Gather up the lines that contain "image".

--- Begin Exercise input ---

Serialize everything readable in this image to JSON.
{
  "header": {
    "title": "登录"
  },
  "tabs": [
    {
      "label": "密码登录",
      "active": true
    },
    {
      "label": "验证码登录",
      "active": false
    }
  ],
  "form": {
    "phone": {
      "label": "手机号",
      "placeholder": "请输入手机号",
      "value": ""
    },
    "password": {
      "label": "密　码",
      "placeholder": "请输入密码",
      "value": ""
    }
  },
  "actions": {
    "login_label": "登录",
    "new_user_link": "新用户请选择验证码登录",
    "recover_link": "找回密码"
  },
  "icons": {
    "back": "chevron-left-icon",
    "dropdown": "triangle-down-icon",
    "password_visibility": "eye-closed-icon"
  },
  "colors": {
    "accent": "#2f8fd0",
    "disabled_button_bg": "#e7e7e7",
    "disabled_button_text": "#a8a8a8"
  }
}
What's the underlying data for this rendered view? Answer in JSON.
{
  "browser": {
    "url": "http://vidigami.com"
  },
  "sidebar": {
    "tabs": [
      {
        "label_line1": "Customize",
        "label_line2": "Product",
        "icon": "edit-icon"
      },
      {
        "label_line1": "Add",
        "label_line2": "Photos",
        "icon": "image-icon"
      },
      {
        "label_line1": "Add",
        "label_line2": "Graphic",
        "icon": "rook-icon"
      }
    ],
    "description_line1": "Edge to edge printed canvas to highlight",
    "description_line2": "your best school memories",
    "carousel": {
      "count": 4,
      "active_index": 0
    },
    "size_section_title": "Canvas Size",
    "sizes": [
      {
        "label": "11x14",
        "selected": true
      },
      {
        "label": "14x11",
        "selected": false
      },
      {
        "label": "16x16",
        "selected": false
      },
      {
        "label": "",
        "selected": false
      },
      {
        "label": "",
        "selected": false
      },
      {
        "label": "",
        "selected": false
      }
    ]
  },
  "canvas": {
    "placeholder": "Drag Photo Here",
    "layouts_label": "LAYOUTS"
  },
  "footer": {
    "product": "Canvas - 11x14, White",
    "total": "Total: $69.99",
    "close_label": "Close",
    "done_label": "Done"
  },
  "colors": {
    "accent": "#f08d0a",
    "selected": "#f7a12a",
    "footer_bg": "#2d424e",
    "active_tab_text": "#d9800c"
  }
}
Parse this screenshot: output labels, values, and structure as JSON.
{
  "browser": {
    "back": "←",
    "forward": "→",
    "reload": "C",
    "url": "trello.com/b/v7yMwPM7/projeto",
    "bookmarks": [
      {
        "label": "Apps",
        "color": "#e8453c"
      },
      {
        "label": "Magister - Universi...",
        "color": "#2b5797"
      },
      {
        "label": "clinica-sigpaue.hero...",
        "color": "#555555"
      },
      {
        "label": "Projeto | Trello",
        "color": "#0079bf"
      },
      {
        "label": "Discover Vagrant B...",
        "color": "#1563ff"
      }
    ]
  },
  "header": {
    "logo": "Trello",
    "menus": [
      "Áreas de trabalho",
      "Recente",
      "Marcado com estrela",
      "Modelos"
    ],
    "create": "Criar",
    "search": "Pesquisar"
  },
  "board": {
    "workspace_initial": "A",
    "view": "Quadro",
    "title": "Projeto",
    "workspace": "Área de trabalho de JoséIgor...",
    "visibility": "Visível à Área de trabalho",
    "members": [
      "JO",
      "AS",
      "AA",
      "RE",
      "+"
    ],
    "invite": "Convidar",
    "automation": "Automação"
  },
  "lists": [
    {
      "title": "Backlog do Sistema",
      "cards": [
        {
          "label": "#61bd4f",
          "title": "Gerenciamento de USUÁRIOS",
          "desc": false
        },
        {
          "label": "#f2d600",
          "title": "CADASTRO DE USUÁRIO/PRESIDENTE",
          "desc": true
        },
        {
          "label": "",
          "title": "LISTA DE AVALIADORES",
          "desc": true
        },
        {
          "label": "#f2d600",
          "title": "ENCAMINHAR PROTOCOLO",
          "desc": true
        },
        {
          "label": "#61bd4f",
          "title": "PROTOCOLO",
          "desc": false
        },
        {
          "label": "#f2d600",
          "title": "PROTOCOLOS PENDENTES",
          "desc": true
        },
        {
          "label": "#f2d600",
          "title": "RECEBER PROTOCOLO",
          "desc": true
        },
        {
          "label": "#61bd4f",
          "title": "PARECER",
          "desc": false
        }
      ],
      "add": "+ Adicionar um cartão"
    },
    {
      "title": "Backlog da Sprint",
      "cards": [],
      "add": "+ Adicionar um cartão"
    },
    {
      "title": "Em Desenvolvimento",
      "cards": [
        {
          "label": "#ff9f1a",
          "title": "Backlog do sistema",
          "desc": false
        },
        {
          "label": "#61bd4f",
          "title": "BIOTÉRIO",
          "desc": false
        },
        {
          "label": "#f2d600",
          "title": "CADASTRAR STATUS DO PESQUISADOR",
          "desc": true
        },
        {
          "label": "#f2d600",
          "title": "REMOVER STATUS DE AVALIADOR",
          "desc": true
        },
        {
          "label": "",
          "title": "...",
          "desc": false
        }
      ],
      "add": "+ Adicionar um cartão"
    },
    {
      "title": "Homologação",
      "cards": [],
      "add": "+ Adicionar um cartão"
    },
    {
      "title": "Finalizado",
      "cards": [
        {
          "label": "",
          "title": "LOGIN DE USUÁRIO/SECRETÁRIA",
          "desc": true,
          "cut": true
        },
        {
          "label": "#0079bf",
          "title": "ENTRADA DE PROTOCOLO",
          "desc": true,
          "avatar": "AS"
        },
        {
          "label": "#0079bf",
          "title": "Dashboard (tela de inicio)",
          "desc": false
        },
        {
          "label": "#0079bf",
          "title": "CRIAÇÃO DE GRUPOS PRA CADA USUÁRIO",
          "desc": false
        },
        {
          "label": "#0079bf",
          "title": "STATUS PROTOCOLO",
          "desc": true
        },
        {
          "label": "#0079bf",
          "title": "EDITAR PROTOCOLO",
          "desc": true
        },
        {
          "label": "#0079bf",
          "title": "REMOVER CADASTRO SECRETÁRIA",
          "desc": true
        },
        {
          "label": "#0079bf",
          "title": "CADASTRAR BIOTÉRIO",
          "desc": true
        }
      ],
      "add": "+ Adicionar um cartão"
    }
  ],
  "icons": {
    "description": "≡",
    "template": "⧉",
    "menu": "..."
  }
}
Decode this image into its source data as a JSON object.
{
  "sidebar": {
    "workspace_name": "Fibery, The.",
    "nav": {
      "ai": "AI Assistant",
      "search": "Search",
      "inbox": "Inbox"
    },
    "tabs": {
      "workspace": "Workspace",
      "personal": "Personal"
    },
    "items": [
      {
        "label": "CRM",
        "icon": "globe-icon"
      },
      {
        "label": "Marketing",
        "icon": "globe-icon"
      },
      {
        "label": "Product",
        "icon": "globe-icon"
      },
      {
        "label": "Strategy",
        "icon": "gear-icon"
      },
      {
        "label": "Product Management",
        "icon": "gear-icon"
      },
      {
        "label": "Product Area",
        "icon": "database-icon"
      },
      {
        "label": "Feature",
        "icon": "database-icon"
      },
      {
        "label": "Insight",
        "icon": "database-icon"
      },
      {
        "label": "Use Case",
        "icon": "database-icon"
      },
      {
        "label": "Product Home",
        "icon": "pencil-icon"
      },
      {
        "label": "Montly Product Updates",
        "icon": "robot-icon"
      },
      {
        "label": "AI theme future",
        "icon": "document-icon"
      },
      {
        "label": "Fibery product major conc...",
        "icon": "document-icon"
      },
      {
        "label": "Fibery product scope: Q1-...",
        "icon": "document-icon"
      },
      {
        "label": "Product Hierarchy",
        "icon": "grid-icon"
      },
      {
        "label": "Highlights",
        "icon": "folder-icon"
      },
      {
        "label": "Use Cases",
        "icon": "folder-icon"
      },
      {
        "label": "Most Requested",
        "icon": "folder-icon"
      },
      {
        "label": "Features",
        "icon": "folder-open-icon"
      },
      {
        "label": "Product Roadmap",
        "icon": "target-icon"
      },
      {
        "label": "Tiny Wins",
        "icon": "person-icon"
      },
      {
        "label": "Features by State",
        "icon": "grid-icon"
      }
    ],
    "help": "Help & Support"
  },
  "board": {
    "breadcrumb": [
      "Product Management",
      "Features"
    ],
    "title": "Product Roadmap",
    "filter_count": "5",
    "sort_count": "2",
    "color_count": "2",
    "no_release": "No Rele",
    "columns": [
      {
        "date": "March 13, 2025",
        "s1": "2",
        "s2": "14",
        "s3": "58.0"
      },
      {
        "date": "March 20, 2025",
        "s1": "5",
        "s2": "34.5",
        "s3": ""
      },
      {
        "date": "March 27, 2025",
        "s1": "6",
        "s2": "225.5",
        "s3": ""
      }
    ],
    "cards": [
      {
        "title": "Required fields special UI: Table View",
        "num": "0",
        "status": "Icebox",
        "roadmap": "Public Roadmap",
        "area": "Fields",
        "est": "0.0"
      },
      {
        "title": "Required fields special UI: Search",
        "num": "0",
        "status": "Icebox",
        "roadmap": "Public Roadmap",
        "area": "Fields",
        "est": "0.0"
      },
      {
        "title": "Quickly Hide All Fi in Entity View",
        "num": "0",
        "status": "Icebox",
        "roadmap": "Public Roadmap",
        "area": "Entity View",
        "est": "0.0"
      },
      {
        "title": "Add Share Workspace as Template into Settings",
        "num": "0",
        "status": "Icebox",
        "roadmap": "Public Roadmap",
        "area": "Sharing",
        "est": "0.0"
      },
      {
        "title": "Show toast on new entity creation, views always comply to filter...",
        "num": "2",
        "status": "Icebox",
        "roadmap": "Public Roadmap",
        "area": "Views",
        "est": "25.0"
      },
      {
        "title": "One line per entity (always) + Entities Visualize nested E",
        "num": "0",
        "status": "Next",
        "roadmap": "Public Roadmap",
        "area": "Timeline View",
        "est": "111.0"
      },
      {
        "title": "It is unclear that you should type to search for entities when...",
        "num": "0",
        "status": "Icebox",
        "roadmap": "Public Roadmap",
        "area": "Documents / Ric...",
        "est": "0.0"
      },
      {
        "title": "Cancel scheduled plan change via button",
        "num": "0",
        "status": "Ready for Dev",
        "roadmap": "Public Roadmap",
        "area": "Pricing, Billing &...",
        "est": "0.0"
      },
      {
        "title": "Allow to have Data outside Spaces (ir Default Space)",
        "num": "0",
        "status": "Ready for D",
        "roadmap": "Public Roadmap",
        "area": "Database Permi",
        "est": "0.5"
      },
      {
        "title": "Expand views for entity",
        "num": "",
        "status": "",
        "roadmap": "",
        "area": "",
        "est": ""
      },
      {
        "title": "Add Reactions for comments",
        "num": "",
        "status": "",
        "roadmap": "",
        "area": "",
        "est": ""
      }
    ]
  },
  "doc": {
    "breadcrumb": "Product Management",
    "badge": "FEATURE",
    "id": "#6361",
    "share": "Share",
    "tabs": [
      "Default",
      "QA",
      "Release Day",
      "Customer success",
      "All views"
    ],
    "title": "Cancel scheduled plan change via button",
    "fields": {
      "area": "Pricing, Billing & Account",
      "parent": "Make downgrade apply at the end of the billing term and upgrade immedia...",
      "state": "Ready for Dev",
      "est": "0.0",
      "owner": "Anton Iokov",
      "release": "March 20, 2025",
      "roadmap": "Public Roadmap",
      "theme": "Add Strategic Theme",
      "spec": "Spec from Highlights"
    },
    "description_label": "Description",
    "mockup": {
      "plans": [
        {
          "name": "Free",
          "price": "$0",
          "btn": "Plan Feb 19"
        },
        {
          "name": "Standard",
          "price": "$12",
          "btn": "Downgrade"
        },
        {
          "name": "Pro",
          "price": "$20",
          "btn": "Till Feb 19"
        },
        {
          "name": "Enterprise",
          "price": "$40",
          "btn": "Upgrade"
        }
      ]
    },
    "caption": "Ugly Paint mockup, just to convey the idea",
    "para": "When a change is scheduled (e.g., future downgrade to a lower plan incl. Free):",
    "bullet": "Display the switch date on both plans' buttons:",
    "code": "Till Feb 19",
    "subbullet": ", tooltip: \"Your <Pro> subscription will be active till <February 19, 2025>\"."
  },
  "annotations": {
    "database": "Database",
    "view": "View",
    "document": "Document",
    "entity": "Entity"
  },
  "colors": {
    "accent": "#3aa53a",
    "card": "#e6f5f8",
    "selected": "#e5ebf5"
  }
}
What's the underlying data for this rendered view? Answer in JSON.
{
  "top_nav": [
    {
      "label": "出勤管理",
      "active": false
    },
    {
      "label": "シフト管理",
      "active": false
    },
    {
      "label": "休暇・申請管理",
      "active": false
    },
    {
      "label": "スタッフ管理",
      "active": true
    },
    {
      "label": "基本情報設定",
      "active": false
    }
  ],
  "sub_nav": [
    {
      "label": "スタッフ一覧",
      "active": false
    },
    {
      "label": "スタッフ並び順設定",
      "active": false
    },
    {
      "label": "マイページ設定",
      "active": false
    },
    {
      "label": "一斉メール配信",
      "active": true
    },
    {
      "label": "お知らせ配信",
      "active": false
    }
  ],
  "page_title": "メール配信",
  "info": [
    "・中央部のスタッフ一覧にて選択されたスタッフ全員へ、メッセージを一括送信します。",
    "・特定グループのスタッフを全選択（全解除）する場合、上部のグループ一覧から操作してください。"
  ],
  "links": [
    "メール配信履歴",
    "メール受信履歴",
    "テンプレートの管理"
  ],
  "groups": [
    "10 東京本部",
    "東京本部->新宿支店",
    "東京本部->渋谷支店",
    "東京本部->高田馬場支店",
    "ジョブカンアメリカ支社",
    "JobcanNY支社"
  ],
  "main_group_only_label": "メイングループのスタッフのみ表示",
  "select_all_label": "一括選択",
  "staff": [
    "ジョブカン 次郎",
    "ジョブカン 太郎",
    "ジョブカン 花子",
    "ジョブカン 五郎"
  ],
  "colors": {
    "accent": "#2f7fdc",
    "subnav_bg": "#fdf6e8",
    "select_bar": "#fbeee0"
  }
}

--- End Exercise input ---

◆ The response
Serialize everything readable in this image to JSON.
        "icon": "image-icon"
Decode this image into its source data as a JSON object.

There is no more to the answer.